─── SOURCE

About JIT: Could I call a device function just like a DLL?

Could I call a device function which is dynamicly loaded during runtime from device code?

As to the topic, I mangaed to make a path-tracing renderer using CUDA11.0, further I want to enable users to customize the propagation model or lighting model. Therefore, inspired by OptiX and D3D12, I plan to allow usrs to write their own model in form of shaders.
I succeeded to JIT CUDA code during runtime and load the code into a module. But when I use cuModuleGetFunction or cuModuleGetGlobal to get a address of my function(It is a device function and will be called back when the fixed CUDA code in my renderer needs to compute the color.), they shows they did not find. As you can see, I want to call device functions just like a DLL.

──────

[REQUIRED ACTIONS]
1. Repeat the forum post on calling device functions from "As to the topic, I" up to and including "like a DLL.", swapping "renderer" for "ray tracer".
2. In the forum post on calling device functions, what CUDA version was used to make the path-tracing renderer?
3. Give what follows the last sentence of the forum post on calling device functions, carrying it on from there.
None of this work requires the listing.

─── DATA EXTRACT

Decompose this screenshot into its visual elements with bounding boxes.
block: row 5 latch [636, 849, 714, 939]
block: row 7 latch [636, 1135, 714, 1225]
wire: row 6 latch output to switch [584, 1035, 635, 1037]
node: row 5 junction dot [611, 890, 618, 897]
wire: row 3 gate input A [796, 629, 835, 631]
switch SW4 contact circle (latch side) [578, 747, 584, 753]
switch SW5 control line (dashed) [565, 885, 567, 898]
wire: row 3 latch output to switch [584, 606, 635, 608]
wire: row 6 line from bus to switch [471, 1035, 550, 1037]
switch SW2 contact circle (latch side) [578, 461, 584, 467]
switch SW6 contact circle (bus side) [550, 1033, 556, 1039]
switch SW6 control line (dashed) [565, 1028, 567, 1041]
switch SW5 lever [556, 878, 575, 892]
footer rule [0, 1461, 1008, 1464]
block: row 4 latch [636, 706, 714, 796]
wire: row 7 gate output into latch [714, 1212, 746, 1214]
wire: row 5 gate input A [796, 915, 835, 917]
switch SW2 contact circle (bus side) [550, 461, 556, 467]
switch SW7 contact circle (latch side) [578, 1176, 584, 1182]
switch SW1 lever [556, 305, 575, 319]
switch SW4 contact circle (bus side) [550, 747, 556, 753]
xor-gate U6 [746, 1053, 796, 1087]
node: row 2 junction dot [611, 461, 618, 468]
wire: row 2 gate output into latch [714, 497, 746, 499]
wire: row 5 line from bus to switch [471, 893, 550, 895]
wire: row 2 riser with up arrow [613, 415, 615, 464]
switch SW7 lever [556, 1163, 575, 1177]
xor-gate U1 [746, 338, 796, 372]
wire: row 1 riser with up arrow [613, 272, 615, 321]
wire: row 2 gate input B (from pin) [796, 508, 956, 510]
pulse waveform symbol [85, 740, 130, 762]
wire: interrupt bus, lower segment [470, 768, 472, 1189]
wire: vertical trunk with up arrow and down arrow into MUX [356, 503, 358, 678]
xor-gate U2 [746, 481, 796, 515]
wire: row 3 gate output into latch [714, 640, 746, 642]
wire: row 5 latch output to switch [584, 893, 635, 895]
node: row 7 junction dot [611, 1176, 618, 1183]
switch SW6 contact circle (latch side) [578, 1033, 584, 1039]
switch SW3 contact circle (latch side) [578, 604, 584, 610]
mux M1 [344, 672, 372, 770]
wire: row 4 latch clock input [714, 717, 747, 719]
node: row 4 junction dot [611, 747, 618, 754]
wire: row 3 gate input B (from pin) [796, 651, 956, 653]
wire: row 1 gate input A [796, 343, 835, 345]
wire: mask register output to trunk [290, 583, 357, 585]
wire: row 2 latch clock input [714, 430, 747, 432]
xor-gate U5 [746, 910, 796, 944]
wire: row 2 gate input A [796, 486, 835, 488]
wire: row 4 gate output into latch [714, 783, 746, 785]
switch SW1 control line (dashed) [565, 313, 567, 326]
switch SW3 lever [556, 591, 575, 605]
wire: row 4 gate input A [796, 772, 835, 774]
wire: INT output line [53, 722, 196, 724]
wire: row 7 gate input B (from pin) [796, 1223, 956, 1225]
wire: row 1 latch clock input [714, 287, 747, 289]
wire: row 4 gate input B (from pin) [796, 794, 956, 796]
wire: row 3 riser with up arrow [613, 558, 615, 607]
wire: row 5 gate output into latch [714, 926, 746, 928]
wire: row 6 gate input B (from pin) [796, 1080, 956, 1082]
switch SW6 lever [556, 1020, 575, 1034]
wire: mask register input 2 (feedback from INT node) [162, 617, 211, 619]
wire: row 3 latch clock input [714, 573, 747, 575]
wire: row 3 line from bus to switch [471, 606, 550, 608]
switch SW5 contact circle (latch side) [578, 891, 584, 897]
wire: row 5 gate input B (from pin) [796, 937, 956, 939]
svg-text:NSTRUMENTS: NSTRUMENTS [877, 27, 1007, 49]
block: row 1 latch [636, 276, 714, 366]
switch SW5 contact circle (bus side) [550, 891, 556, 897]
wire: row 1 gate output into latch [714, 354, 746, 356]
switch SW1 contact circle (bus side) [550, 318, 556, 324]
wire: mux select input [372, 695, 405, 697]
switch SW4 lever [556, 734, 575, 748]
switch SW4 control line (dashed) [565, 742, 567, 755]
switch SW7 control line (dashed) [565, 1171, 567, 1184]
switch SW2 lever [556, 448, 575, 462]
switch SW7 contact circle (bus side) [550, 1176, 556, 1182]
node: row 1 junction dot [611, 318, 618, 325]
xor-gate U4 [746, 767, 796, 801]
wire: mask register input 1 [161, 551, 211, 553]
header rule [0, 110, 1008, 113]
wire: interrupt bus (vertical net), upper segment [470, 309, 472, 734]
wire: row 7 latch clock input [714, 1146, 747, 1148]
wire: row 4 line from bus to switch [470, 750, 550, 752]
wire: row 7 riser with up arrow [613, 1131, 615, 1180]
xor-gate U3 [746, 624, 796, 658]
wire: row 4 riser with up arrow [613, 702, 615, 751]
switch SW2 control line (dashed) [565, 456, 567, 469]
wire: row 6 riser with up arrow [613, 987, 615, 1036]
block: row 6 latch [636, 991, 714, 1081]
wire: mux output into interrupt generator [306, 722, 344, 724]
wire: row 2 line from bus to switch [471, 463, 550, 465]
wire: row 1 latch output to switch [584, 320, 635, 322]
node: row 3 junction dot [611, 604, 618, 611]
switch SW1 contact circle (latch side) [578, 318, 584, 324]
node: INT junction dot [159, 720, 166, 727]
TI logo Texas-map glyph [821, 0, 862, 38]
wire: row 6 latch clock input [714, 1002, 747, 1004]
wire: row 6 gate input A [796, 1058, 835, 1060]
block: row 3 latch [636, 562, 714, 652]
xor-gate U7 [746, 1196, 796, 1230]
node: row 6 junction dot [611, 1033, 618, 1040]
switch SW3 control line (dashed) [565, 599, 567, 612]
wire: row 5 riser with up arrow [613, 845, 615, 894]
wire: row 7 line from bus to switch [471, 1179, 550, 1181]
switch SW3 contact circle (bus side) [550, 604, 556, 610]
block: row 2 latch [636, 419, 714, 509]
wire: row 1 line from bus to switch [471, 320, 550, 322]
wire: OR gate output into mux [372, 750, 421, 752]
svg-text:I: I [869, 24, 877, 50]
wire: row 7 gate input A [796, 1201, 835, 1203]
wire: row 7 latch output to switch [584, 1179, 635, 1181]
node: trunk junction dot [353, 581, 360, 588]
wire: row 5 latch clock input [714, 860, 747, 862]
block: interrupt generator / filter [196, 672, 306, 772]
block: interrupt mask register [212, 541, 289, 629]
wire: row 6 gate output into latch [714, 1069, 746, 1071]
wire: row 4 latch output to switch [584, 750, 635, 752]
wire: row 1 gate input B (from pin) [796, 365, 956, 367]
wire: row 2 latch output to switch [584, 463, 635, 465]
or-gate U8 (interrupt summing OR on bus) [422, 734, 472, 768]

──────

[RESPONSES IN ORDER]
1.
As to the topic, I mangaed to make a path-tracing ray tracer using CUDA11.0, further I want to enable users to customize the propagation model or lighting model. Therefore, inspired by OptiX and D3D12, I plan to allow usrs to write their own model in form of shaders.
I succeeded to JIT CUDA code during runtime and load the code into a module. But when I use cuModuleGetFunction or cuModuleGetGlobal to get a address of my function(It is a device function and will be called back when the fixed CUDA code in my ray tracer needs to compute the color.), they shows they did not find. As you can see, I want to call device functions just like a DLL.

2. CUDA11.0

3.
For my instance, I write a simple code:

#include <math.h>

extern "C" __device__ float LambertianFunction() {
    return 1.0f / M_PI;

extern "C" __device__ void *Lambertian = LambertianFunction;

Neither cuModuleGetFunction nor cuModuleGetGlobal could get the handle of LambertianFunction, but cuModuleGetGlobal could get the address of variable ‘Lambertian’, the the value of ‘Lambertian’ should be the address of ‘LambertianFunction’. So I managed to pass the address of the variable ‘Lambertian’ to the device code of my renderer. When it needs to compute the BRDF of the material, it makes this function calling(Note these code run in device):

 float BRDF = (*((CG::BXDFType*)isd.hitter->material.BXDF))();

The value of isd.hitter->material.BXDF was gained via cuModuleGetGlobal, it should be a second rank pointer of LambertianFunction.
Someting interesting happens, if I compile my CUDA code of renderer in debug mode(with “-G” flag), it works fine, I start CUDA debugger and trace the code there, the variable ‘BRDF’ gets correct value and all the things go as I expected. But within release mode, when the code goes here, it will be stuck there and could not continue to run.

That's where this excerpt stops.